**DIRECTIONS**: Without changing a character, return the entries, but not the images they hold.

**TASK MATERIAL**:

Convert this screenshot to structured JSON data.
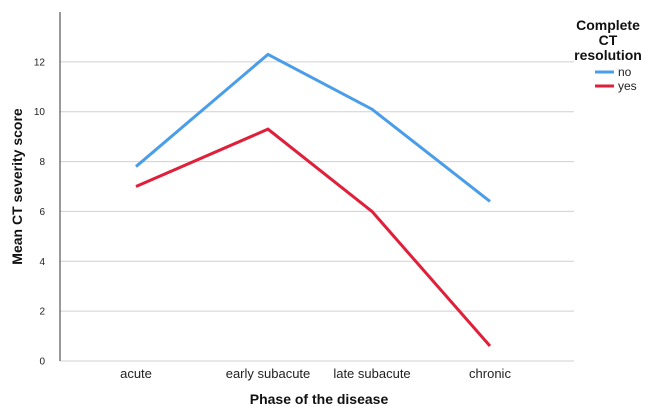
{
  "chart_data": {
    "type": "line",
    "categories": [
      "acute",
      "early subacute",
      "late subacute",
      "chronic"
    ],
    "xlabel": "Phase of the disease",
    "ylabel": "Mean CT severity score",
    "ylim": [
      0,
      14
    ],
    "yticks": [
      0,
      2,
      4,
      6,
      8,
      10,
      12
    ],
    "grid": true,
    "legend": {
      "title_lines": [
        "Complete",
        "CT",
        "resolution"
      ],
      "placement": "top-right"
    },
    "series": [
      {
        "name": "no",
        "color": "#4a9de8",
        "values": [
          7.8,
          12.3,
          10.1,
          6.4
        ]
      },
      {
        "name": "yes",
        "color": "#e0203a",
        "values": [
          7.0,
          9.3,
          6.0,
          0.6
        ]
      }
    ]
  }
}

**WRITTEN SOLUTION**:
Convert this screenshot to structured JSON data.
{
  "chart_data": {
    "type": "line",
    "categories": [
      "acute",
      "early subacute",
      "late subacute",
      "chronic"
    ],
    "xlabel": "Phase of the disease",
    "ylabel": "Mean CT severity score",
    "ylim": [
      0,
      14
    ],
    "yticks": [
      0,
      2,
      4,
      6,
      8,
      10,
      12
    ],
    "grid": true,
    "legend": {
      "title_lines": [
        "Complete",
        "CT",
        "resolution"
      ],
      "placement": "top-right"
    },
    "series": [
      {
        "name": "no",
        "color": "#4a9de8",
        "values": [
          7.8,
          12.3,
          10.1,
          6.4
        ]
      },
      {
        "name": "yes",
        "color": "#e0203a",
        "values": [
          7.0,
          9.3,
          6.0,
          0.6
        ]
      }
    ]
  }
}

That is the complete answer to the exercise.